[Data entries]
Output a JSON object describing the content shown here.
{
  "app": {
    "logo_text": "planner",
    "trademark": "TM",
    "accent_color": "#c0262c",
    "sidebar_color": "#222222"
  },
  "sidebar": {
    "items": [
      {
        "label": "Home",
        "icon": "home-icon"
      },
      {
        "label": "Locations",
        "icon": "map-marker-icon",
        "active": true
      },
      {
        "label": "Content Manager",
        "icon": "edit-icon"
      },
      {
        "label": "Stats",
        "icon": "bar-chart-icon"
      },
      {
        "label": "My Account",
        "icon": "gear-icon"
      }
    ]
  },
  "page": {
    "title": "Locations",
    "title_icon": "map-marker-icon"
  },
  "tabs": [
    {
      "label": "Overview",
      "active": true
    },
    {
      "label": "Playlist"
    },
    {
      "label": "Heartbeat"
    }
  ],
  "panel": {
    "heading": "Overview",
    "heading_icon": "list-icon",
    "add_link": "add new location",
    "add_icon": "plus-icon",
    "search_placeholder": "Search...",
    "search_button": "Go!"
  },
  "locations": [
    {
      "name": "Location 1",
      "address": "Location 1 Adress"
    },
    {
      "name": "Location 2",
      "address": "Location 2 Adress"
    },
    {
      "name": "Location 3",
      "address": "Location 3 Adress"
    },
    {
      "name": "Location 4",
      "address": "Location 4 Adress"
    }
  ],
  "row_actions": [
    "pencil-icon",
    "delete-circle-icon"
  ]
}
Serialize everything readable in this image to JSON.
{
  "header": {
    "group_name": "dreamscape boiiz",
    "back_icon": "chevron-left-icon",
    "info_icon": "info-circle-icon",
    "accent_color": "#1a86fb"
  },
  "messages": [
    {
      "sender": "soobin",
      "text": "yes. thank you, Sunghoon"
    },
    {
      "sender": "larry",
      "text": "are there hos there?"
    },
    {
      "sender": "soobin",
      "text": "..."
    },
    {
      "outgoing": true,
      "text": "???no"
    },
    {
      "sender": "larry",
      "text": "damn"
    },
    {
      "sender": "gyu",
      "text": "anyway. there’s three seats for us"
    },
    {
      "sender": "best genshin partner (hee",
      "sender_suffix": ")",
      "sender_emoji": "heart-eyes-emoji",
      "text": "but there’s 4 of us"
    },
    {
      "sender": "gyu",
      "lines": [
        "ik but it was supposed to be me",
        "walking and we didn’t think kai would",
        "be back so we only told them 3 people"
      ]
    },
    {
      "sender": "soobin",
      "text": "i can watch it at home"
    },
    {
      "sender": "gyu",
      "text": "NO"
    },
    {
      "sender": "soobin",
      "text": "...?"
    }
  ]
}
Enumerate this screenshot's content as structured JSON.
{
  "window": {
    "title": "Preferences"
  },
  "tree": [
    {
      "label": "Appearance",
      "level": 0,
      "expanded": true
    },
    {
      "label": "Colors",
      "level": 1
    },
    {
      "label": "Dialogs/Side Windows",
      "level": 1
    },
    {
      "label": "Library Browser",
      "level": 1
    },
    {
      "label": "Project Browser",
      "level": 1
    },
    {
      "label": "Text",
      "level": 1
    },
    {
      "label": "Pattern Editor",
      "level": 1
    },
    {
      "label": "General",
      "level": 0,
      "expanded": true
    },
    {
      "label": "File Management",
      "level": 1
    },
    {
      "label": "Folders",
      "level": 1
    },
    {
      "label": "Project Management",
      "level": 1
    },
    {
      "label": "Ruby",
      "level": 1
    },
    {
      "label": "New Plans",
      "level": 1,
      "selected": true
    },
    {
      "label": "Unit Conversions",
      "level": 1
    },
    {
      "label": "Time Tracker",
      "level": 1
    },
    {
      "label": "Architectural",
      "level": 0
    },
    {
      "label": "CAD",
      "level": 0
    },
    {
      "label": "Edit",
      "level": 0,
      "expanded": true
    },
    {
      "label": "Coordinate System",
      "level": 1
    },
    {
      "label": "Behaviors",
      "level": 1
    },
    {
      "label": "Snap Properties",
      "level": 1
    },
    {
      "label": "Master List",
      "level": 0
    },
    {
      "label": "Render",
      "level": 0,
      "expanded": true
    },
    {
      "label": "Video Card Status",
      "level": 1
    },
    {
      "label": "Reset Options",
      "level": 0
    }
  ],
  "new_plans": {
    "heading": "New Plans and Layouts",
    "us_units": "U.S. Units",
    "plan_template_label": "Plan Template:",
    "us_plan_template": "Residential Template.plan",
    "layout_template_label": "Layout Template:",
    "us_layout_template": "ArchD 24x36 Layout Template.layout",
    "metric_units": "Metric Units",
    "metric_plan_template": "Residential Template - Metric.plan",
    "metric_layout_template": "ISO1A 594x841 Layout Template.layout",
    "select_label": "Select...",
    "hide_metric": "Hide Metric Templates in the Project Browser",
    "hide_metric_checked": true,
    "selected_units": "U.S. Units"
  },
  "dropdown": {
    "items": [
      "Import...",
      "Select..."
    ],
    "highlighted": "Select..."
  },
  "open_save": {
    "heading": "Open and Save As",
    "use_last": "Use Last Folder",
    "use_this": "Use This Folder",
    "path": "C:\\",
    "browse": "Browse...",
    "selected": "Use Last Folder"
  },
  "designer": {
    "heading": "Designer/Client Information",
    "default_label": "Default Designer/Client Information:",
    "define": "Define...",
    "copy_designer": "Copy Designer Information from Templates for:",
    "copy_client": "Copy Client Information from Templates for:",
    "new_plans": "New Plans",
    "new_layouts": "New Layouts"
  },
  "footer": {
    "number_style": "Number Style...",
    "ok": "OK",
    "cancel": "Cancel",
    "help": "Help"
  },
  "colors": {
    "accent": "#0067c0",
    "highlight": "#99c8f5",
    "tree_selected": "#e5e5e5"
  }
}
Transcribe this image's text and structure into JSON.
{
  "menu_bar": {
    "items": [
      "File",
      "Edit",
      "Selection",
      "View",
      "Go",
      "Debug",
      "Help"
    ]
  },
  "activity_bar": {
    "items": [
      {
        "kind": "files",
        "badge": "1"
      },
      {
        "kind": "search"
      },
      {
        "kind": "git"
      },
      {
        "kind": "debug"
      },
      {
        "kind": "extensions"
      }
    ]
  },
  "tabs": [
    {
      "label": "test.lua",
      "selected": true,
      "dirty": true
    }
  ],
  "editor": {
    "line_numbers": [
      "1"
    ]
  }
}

■ REQUIREMENTS ■
Scan the lines for the string "from". Pick out every line that has it.

■ SOLVED EXERCISE ■
    "copy_designer": "Copy Designer Information from Templates for:",
    "copy_client": "Copy Client Information from Templates for:",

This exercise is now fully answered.